(Dataset rows about figures)
----
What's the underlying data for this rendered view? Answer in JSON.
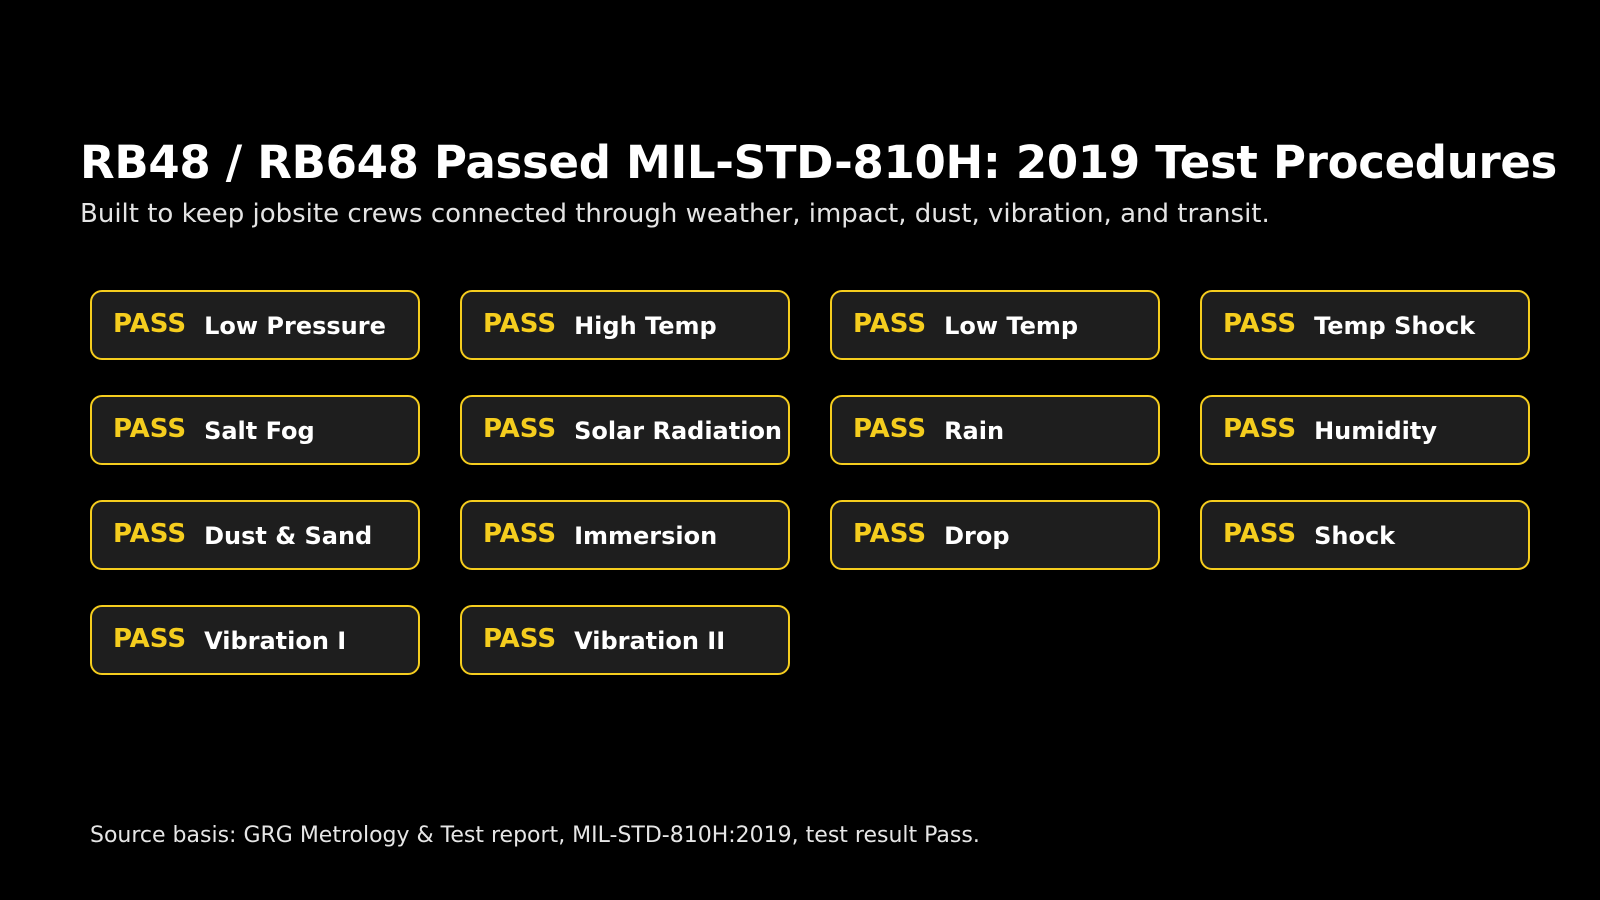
{
  "header": {
    "title": "RB48 / RB648 Passed MIL-STD-810H: 2019 Test Procedures",
    "subtitle": "Built to keep jobsite crews connected through weather, impact, dust, vibration, and transit."
  },
  "tests": [
    {
      "status": "PASS",
      "name": "Low Pressure"
    },
    {
      "status": "PASS",
      "name": "High Temp"
    },
    {
      "status": "PASS",
      "name": "Low Temp"
    },
    {
      "status": "PASS",
      "name": "Temp Shock"
    },
    {
      "status": "PASS",
      "name": "Salt Fog"
    },
    {
      "status": "PASS",
      "name": "Solar Radiation"
    },
    {
      "status": "PASS",
      "name": "Rain"
    },
    {
      "status": "PASS",
      "name": "Humidity"
    },
    {
      "status": "PASS",
      "name": "Dust & Sand"
    },
    {
      "status": "PASS",
      "name": "Immersion"
    },
    {
      "status": "PASS",
      "name": "Drop"
    },
    {
      "status": "PASS",
      "name": "Shock"
    },
    {
      "status": "PASS",
      "name": "Vibration I"
    },
    {
      "status": "PASS",
      "name": "Vibration II"
    }
  ],
  "footer": {
    "source": "Source basis: GRG Metrology & Test report, MIL-STD-810H:2019, test result Pass."
  },
  "colors": {
    "background": "#000000",
    "accent": "#f5cd1e",
    "badge_fill": "#1e1e1e",
    "text": "#ffffff"
  }
}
----
• _Direction_
The answer is a single number, the count of lines in the records that contain the string "Temp".

• _Correct result_
3